Reproduce each line of the material precisely.

§ **Data section**:
:::::

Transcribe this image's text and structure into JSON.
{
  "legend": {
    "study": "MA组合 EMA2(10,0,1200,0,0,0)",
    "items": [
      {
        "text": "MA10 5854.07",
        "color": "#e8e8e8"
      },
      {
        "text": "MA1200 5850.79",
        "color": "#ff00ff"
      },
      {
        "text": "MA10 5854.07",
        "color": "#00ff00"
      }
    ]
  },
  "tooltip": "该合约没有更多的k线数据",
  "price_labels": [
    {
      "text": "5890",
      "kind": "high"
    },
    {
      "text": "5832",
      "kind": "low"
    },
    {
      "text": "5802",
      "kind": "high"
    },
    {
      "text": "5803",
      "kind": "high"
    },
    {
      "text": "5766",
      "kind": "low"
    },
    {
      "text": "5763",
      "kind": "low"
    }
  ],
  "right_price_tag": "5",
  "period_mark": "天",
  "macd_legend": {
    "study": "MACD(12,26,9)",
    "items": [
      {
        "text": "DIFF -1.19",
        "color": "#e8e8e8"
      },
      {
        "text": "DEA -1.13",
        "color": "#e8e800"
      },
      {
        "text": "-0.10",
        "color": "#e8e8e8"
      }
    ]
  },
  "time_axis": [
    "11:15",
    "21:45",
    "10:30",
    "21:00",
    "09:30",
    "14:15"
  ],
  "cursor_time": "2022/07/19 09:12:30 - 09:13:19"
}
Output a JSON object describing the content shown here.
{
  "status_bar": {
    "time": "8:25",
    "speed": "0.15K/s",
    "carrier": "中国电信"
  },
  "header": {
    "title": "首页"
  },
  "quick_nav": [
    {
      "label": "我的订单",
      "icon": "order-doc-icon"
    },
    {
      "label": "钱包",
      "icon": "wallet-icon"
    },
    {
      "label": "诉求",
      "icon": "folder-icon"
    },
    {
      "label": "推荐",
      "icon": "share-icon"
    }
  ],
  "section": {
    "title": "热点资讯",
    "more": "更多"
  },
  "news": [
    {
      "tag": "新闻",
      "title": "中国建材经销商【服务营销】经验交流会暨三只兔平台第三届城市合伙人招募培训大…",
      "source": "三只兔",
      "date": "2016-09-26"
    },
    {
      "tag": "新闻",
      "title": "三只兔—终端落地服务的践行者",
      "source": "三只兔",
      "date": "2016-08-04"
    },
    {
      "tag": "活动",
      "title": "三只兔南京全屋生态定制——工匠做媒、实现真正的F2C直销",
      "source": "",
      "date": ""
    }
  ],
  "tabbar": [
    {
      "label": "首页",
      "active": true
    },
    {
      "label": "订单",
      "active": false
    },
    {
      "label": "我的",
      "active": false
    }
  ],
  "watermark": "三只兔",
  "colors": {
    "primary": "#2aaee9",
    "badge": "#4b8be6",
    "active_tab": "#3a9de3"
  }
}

:::::

§ **Result**:
Transcribe this image's text and structure into JSON.
{
  "legend": {
    "study": "MA组合 EMA2(10,0,1200,0,0,0)",
    "items": [
      {
        "text": "MA10 5854.07",
        "color": "#e8e8e8"
      },
      {
        "text": "MA1200 5850.79",
        "color": "#ff00ff"
      },
      {
        "text": "MA10 5854.07",
        "color": "#00ff00"
      }
    ]
  },
  "tooltip": "该合约没有更多的k线数据",
  "price_labels": [
    {
      "text": "5890",
      "kind": "high"
    },
    {
      "text": "5832",
      "kind": "low"
    },
    {
      "text": "5802",
      "kind": "high"
    },
    {
      "text": "5803",
      "kind": "high"
    },
    {
      "text": "5766",
      "kind": "low"
    },
    {
      "text": "5763",
      "kind": "low"
    }
  ],
  "right_price_tag": "5",
  "period_mark": "天",
  "macd_legend": {
    "study": "MACD(12,26,9)",
    "items": [
      {
        "text": "DIFF -1.19",
        "color": "#e8e8e8"
      },
      {
        "text": "DEA -1.13",
        "color": "#e8e800"
      },
      {
        "text": "-0.10",
        "color": "#e8e8e8"
      }
    ]
  },
  "time_axis": [
    "11:15",
    "21:45",
    "10:30",
    "21:00",
    "09:30",
    "14:15"
  ],
  "cursor_time": "2022/07/19 09:12:30 - 09:13:19"
}
Output a JSON object describing the content shown here.
{
  "status_bar": {
    "time": "8:25",
    "speed": "0.15K/s",
    "carrier": "中国电信"
  },
  "header": {
    "title": "首页"
  },
  "quick_nav": [
    {
      "label": "我的订单",
      "icon": "order-doc-icon"
    },
    {
      "label": "钱包",
      "icon": "wallet-icon"
    },
    {
      "label": "诉求",
      "icon": "folder-icon"
    },
    {
      "label": "推荐",
      "icon": "share-icon"
    }
  ],
  "section": {
    "title": "热点资讯",
    "more": "更多"
  },
  "news": [
    {
      "tag": "新闻",
      "title": "中国建材经销商【服务营销】经验交流会暨三只兔平台第三届城市合伙人招募培训大…",
      "source": "三只兔",
      "date": "2016-09-26"
    },
    {
      "tag": "新闻",
      "title": "三只兔—终端落地服务的践行者",
      "source": "三只兔",
      "date": "2016-08-04"
    },
    {
      "tag": "活动",
      "title": "三只兔南京全屋生态定制——工匠做媒、实现真正的F2C直销",
      "source": "",
      "date": ""
    }
  ],
  "tabbar": [
    {
      "label": "首页",
      "active": true
    },
    {
      "label": "订单",
      "active": false
    },
    {
      "label": "我的",
      "active": false
    }
  ],
  "watermark": "三只兔",
  "colors": {
    "primary": "#2aaee9",
    "badge": "#4b8be6",
    "active_tab": "#3a9de3"
  }
}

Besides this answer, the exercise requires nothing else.